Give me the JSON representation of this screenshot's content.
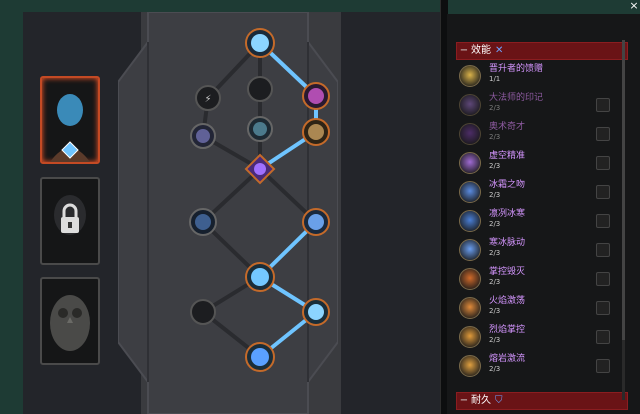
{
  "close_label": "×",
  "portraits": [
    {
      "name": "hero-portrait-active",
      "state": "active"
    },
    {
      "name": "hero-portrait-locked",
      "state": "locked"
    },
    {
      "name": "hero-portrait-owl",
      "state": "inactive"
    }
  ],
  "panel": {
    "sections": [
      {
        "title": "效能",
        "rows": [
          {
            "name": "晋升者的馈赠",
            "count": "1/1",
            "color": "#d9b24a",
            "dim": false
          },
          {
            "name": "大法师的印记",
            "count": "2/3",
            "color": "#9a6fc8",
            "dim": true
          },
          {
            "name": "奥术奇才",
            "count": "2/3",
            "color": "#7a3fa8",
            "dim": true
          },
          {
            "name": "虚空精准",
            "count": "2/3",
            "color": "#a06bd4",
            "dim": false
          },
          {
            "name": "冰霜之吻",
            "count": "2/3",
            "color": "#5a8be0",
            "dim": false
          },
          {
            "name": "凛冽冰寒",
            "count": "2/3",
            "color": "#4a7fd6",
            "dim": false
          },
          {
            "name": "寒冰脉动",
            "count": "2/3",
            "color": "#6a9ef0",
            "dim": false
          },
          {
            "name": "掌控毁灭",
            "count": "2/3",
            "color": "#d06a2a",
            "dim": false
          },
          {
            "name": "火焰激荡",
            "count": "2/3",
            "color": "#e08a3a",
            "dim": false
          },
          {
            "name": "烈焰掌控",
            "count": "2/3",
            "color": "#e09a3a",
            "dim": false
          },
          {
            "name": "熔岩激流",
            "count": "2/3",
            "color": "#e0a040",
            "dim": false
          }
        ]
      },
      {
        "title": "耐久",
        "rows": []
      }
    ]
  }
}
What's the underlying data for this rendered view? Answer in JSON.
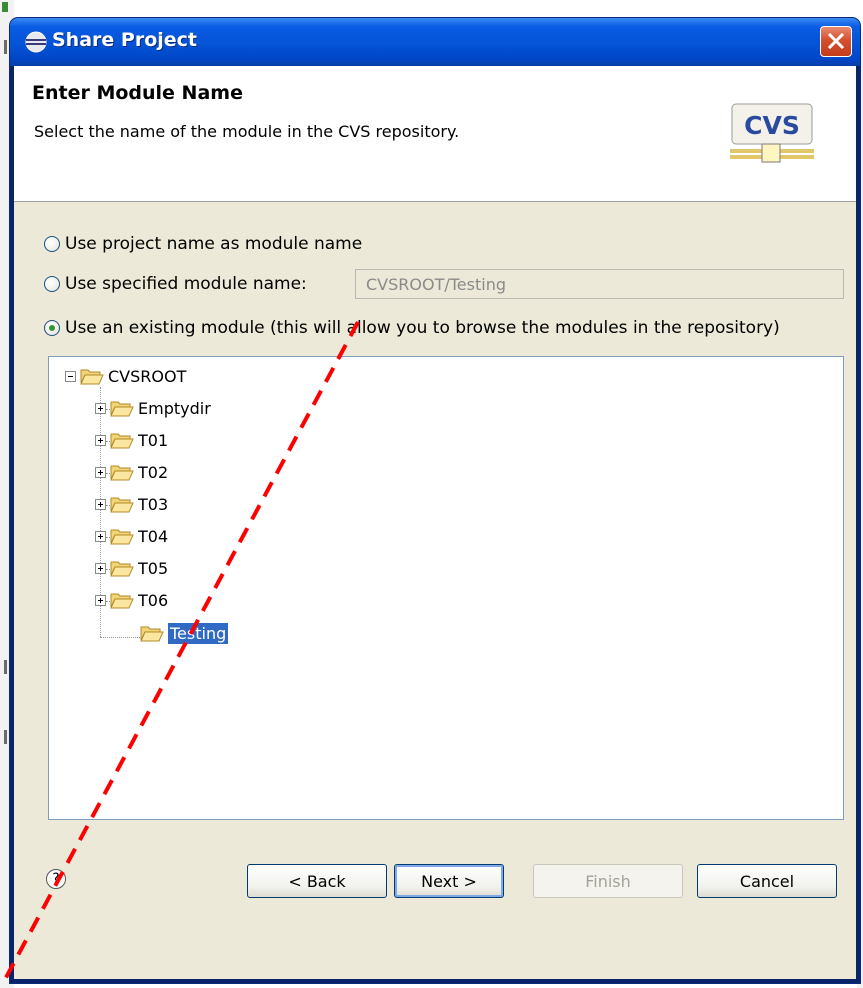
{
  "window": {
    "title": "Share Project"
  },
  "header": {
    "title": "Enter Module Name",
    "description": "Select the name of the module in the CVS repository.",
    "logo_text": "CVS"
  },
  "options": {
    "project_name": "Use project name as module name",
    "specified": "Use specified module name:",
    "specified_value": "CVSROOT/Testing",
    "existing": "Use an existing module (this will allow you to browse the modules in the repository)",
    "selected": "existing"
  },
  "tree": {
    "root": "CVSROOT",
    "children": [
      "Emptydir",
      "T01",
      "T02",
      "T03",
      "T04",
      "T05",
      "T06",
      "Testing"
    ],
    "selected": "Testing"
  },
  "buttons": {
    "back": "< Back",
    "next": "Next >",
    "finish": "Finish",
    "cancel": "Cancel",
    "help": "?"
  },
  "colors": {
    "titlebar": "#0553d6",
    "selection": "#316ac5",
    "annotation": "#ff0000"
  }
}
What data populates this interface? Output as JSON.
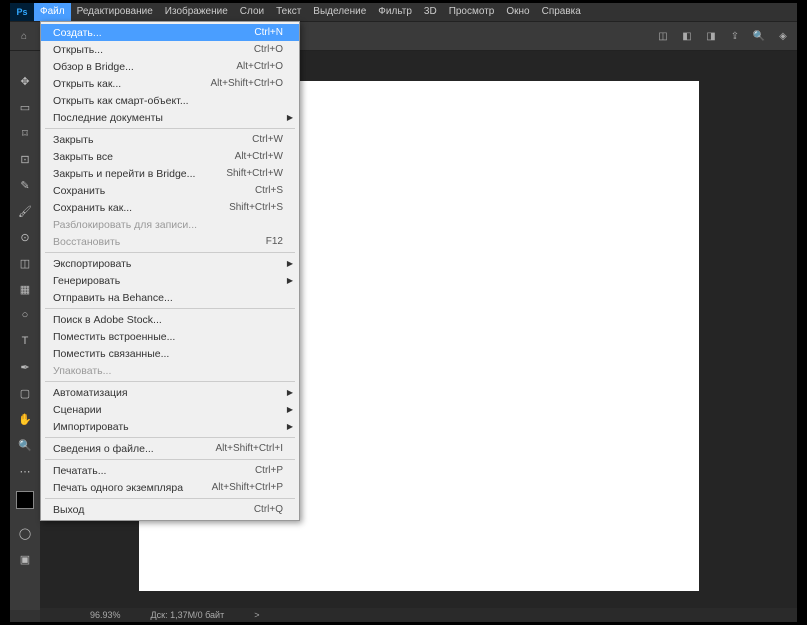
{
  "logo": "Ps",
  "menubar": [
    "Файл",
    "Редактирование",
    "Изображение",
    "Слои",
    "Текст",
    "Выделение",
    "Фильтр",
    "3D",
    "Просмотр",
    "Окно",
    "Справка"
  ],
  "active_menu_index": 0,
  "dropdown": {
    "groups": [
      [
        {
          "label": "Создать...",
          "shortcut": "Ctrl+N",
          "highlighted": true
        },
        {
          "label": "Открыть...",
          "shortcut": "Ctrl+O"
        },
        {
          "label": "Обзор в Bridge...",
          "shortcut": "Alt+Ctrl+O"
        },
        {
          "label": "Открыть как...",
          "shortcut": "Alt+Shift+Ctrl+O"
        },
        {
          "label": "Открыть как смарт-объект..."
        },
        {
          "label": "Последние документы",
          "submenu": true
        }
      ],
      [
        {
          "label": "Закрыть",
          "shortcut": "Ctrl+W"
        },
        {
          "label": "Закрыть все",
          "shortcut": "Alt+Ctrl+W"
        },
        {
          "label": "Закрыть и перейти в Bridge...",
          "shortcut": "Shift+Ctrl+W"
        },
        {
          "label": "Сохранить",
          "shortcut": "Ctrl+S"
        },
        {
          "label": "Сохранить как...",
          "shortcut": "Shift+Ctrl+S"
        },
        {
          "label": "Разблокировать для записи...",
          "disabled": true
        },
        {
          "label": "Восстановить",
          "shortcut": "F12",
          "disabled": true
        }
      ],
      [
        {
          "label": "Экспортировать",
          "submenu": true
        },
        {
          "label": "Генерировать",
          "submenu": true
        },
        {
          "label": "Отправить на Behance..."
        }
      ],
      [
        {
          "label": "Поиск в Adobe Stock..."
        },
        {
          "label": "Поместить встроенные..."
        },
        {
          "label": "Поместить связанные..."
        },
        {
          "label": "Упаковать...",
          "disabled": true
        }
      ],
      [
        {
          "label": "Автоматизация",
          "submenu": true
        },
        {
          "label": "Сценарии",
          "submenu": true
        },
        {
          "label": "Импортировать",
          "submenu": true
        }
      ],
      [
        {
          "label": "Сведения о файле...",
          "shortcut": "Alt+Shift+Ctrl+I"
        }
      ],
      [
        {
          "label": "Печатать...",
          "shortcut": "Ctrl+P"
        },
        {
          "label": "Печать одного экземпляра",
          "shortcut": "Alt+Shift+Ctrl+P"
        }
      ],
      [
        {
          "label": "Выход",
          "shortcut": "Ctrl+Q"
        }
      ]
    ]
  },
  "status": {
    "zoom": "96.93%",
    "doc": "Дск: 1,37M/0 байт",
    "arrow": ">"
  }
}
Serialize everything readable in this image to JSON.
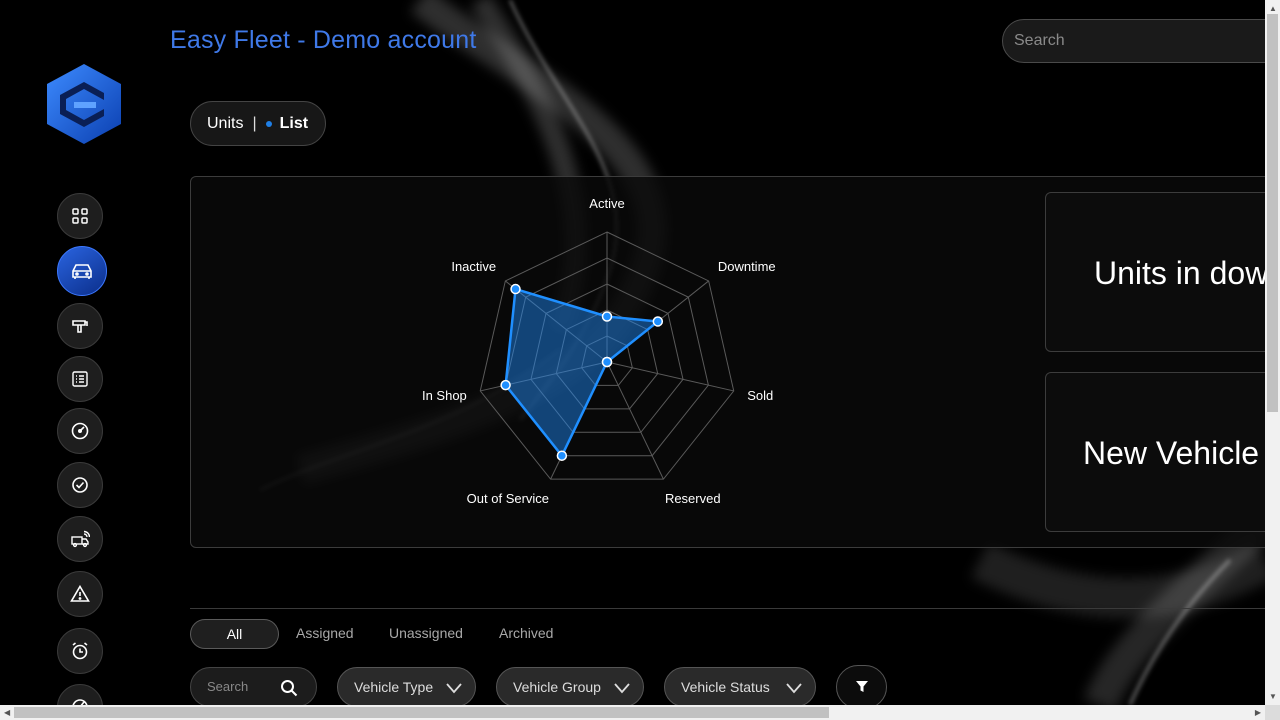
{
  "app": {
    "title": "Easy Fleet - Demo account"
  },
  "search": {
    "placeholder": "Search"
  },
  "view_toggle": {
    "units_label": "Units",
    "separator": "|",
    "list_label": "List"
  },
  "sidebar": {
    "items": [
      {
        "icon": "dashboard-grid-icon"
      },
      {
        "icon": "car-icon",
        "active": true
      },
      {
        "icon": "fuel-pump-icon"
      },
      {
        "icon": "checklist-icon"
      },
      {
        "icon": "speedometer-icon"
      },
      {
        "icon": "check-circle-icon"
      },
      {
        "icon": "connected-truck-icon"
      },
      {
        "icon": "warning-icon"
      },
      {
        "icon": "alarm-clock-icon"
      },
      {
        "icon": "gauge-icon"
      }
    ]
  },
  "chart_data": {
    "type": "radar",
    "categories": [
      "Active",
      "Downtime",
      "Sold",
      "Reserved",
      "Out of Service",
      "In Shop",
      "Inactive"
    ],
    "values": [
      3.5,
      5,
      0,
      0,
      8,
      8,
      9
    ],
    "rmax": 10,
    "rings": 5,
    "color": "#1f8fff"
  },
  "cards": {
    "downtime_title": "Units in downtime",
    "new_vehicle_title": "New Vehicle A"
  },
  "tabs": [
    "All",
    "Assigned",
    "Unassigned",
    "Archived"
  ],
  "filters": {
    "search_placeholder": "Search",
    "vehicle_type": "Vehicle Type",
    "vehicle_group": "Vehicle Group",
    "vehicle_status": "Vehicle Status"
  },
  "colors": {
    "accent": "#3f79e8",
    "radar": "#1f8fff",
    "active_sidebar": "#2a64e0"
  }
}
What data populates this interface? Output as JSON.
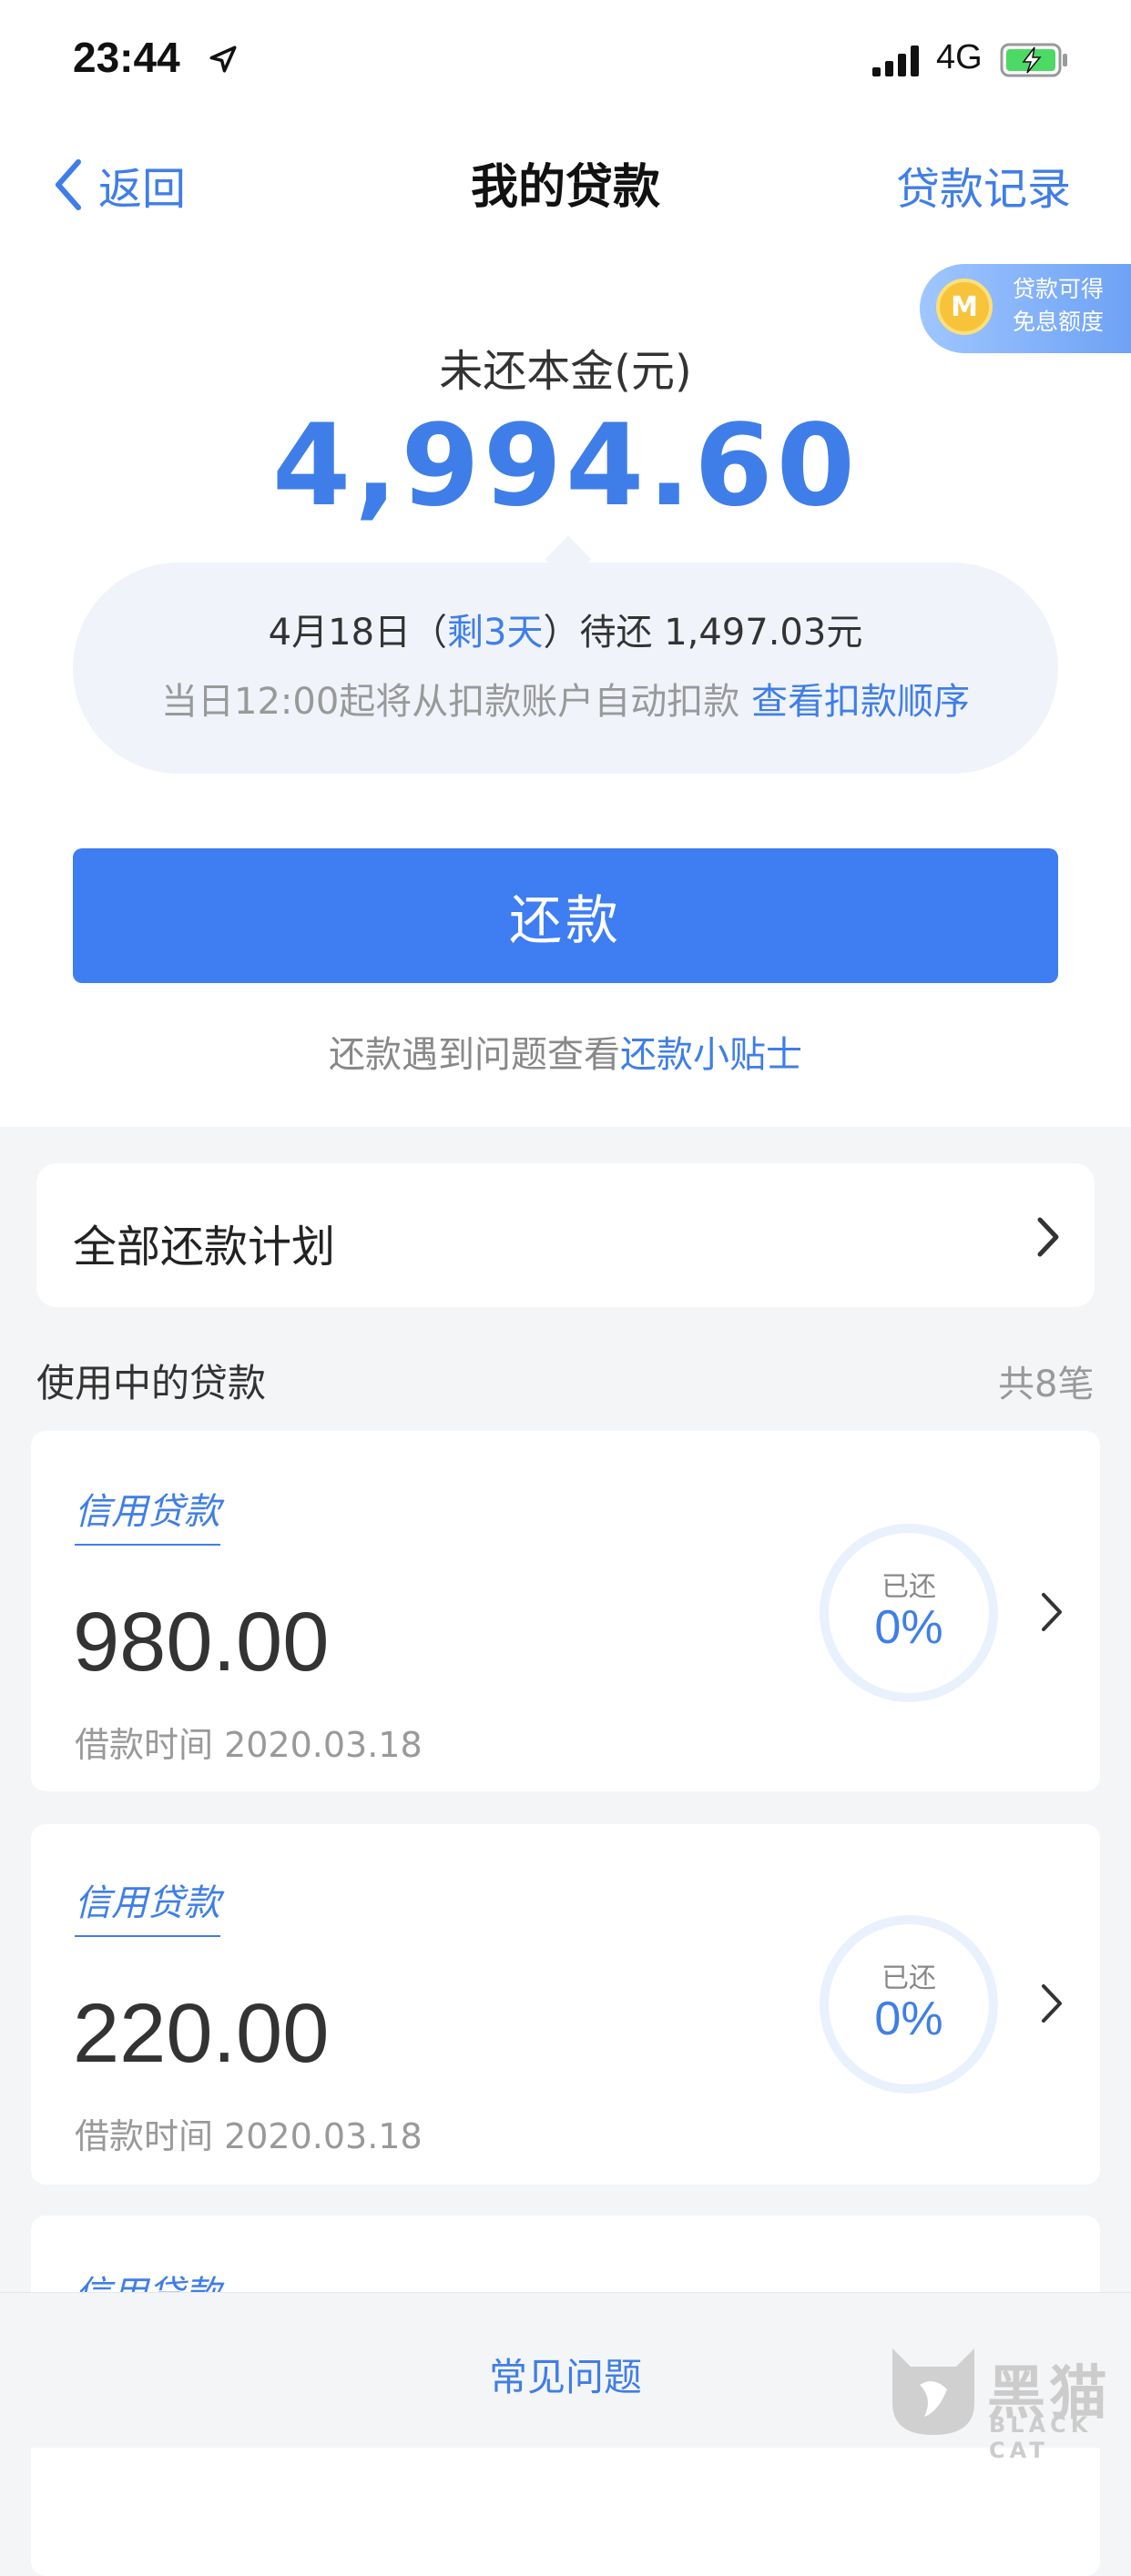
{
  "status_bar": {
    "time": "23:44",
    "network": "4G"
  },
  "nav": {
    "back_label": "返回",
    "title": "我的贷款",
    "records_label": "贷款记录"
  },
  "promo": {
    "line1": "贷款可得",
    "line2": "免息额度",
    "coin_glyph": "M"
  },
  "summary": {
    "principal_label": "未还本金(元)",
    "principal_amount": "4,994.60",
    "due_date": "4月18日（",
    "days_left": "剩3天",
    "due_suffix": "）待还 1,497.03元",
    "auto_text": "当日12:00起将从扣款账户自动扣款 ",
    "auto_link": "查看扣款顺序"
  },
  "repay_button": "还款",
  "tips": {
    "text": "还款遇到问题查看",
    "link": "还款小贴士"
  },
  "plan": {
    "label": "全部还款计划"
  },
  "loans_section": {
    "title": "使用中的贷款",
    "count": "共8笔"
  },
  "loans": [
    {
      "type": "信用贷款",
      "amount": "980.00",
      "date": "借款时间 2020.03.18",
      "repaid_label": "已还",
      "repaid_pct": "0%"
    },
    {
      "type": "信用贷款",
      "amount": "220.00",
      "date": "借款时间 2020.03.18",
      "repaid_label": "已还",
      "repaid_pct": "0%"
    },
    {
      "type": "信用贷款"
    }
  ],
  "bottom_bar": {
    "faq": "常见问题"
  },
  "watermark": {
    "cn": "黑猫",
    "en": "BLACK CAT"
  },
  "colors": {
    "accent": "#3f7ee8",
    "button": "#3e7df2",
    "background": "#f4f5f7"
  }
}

•••••

__PROBLEM DESCRIPTION__.
Locate each line with the word "selected" and copy it.

__SOLUTION TO THE EXERCISE__.
    "selected": "existing"
    "selected": "Testing"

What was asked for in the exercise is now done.